Start of RECORDS SHOWN
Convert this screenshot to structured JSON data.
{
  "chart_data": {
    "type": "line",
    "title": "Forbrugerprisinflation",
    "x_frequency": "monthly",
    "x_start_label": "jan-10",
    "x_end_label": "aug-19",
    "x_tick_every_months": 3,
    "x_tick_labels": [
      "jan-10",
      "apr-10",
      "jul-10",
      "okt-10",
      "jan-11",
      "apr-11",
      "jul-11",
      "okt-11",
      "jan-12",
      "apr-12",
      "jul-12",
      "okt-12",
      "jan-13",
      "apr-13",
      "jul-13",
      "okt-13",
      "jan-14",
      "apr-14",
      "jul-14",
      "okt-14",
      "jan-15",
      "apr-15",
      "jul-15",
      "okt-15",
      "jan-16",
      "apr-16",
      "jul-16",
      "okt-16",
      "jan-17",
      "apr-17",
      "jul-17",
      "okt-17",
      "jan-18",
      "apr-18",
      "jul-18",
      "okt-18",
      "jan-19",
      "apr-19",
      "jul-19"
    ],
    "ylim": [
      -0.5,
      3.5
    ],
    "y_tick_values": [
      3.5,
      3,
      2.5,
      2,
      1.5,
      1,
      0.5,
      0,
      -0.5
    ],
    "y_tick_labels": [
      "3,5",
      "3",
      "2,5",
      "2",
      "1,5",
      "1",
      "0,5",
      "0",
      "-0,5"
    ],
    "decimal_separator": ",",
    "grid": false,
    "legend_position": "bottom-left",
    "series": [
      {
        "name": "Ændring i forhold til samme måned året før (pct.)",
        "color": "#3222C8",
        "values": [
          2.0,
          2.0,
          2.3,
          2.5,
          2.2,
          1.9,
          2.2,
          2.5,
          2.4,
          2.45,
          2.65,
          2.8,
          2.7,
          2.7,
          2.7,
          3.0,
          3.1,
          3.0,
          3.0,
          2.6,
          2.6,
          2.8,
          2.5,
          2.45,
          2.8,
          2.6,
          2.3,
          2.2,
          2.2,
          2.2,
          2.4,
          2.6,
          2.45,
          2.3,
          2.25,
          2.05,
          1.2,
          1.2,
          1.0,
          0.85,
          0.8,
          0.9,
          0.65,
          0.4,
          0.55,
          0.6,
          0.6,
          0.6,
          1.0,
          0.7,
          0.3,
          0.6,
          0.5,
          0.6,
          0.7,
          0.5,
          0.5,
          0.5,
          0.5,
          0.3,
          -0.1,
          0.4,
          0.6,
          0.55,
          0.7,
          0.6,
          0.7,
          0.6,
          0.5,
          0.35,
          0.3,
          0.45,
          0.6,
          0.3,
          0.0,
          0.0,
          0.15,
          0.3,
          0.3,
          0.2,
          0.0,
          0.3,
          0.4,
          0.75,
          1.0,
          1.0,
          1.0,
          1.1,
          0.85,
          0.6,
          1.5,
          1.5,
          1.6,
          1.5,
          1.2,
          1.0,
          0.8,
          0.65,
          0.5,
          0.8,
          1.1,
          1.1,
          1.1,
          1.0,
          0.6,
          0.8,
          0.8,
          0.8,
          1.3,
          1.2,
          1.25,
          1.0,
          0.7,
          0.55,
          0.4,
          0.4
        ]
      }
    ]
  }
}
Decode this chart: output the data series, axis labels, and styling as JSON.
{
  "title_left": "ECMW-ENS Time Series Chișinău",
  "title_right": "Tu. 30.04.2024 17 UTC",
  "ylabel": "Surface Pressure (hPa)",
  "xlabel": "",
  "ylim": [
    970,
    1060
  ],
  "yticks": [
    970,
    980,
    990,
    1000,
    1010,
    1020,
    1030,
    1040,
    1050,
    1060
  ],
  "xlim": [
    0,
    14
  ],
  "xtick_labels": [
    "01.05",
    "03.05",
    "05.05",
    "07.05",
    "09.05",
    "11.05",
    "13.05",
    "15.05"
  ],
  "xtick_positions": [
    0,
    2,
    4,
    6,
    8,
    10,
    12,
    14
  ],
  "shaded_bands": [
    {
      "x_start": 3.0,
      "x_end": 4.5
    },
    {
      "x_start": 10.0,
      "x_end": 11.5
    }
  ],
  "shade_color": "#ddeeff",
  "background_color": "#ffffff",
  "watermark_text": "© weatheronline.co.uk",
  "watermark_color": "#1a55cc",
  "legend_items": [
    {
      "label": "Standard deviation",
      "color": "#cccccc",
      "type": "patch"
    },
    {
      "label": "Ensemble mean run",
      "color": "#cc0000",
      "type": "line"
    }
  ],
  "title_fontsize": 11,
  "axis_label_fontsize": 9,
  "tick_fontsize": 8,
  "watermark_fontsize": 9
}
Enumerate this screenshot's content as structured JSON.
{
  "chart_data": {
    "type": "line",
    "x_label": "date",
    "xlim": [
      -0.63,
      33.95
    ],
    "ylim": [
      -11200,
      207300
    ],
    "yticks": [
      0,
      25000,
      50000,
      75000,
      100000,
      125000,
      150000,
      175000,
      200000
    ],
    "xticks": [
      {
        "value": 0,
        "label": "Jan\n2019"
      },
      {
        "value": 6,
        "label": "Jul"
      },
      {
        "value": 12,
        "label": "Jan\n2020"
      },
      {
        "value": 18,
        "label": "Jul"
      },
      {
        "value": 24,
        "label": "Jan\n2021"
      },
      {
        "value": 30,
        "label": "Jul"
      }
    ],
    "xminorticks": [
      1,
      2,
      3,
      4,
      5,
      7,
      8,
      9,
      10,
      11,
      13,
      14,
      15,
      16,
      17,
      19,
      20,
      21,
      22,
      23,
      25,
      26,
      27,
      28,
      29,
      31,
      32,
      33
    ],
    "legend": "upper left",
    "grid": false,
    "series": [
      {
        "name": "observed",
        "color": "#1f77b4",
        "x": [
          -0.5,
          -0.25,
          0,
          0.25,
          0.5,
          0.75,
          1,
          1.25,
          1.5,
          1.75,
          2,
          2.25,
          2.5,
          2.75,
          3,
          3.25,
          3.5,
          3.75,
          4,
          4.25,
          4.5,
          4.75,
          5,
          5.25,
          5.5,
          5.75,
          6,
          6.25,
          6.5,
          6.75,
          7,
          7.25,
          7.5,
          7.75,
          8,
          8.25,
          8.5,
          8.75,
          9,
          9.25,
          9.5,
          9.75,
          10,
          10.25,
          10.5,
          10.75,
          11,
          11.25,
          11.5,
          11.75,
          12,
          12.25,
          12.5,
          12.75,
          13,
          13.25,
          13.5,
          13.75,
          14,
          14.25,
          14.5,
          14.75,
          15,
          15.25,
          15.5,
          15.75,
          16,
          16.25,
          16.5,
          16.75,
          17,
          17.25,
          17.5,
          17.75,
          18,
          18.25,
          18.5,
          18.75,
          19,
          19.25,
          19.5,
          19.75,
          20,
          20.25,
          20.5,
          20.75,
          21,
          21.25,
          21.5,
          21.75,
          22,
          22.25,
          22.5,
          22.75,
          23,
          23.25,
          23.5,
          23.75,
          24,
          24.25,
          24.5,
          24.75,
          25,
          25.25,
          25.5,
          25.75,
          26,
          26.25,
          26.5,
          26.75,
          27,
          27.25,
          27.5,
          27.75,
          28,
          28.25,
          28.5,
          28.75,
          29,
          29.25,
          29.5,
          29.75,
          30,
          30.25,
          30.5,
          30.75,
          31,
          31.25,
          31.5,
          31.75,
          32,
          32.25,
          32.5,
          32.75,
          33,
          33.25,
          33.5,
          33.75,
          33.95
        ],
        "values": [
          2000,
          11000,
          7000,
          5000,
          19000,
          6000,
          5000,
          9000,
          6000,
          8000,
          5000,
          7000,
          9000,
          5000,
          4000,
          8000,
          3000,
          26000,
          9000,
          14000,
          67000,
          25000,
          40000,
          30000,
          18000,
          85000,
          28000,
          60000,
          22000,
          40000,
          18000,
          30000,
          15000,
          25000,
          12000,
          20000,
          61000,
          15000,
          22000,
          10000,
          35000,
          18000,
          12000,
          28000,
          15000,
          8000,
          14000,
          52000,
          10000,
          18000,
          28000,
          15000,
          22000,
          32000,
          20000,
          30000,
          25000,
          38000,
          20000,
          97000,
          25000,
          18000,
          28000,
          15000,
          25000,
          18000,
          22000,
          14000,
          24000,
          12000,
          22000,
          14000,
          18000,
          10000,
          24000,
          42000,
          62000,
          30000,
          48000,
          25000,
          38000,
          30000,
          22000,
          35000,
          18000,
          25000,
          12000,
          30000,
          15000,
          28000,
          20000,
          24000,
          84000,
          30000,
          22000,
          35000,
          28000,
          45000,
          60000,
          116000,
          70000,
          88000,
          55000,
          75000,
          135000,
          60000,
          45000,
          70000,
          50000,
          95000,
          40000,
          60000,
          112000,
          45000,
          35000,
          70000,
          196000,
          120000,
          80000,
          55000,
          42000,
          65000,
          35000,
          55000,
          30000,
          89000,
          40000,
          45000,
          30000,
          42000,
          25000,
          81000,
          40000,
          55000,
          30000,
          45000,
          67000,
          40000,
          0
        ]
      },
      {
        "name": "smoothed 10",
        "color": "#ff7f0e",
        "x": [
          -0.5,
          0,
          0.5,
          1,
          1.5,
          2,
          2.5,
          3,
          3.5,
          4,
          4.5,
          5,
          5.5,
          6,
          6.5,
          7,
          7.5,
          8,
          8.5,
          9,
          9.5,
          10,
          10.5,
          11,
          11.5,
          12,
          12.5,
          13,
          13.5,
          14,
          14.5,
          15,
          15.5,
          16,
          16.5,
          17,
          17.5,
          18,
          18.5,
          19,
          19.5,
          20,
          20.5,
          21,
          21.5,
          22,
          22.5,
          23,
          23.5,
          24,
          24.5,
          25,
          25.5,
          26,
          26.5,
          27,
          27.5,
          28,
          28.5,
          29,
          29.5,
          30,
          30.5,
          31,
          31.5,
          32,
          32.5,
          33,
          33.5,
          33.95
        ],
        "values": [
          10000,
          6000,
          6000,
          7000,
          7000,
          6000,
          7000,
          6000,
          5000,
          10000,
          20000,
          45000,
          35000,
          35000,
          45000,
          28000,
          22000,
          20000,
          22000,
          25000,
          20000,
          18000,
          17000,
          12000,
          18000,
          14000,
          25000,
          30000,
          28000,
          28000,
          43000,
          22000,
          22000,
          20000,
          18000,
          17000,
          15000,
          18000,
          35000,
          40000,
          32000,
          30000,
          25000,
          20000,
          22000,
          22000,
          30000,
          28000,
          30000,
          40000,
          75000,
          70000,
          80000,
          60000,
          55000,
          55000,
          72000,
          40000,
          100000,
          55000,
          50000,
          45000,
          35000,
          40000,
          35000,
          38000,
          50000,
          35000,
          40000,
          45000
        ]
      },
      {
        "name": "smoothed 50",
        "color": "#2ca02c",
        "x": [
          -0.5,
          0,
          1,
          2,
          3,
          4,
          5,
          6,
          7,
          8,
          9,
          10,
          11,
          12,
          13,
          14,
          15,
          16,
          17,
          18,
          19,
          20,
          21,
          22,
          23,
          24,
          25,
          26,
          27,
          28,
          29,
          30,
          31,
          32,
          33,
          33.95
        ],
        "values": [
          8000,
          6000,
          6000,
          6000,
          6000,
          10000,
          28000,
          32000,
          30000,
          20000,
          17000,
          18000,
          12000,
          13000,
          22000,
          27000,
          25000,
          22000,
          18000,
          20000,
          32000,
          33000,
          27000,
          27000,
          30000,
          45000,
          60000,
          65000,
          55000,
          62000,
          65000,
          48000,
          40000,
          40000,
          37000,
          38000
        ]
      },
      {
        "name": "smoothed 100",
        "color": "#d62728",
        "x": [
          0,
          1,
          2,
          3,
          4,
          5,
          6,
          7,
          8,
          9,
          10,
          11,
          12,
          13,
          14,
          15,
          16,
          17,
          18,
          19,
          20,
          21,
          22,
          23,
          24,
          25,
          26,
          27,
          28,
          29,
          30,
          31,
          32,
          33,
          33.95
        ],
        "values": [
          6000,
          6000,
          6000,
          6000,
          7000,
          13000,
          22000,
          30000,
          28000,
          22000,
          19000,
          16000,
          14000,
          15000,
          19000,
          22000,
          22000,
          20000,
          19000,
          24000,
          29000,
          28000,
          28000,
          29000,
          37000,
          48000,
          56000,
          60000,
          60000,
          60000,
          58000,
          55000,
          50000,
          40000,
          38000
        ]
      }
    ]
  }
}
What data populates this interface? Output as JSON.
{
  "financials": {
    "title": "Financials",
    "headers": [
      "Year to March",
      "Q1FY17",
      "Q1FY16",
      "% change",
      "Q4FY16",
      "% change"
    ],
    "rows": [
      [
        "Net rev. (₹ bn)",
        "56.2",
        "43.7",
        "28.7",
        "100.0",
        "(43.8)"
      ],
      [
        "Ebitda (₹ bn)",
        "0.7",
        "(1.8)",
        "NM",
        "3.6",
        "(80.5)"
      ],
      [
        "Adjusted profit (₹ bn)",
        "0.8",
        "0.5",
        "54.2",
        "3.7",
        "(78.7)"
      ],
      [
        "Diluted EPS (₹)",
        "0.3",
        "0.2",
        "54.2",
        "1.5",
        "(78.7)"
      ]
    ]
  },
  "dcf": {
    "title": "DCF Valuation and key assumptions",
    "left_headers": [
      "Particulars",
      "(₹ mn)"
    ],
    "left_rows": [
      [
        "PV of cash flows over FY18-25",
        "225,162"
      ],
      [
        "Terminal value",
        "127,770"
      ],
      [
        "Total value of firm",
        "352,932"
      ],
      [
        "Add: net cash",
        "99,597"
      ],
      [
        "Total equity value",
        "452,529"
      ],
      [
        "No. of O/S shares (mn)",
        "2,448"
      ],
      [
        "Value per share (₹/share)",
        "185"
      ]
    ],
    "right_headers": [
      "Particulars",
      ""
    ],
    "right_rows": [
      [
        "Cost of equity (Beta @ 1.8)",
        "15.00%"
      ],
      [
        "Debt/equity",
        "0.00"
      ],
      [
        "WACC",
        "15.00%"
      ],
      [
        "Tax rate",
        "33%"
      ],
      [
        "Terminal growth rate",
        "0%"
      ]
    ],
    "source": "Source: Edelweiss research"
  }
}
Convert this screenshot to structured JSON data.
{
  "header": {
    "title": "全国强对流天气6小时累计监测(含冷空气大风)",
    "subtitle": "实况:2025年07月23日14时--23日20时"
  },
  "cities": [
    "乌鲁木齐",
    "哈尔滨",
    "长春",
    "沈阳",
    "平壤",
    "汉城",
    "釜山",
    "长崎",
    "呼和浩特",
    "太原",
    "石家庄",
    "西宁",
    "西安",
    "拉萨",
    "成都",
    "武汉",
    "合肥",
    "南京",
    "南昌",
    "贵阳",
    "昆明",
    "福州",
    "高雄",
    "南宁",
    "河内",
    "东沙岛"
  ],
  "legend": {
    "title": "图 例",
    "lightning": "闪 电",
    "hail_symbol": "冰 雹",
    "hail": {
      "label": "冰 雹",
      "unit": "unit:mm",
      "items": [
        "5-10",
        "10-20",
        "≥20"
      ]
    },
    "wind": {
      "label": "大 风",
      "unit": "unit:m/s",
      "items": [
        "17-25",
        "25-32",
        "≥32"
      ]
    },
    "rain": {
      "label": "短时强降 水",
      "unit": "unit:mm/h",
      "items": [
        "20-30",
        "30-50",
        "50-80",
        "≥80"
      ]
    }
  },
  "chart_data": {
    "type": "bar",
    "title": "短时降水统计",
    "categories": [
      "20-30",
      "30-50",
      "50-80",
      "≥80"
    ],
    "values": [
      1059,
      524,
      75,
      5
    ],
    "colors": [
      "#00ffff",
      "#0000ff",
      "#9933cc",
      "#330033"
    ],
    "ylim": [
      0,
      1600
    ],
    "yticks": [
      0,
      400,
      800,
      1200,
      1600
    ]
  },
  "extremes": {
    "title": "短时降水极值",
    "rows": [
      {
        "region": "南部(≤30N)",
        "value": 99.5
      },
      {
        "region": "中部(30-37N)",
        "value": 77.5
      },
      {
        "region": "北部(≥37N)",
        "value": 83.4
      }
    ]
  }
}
End of RECORDS SHOWN
Show each line in the entries that holds the string "smoothed".

        "name": "smoothed 10",
        "name": "smoothed 50",
        "name": "smoothed 100",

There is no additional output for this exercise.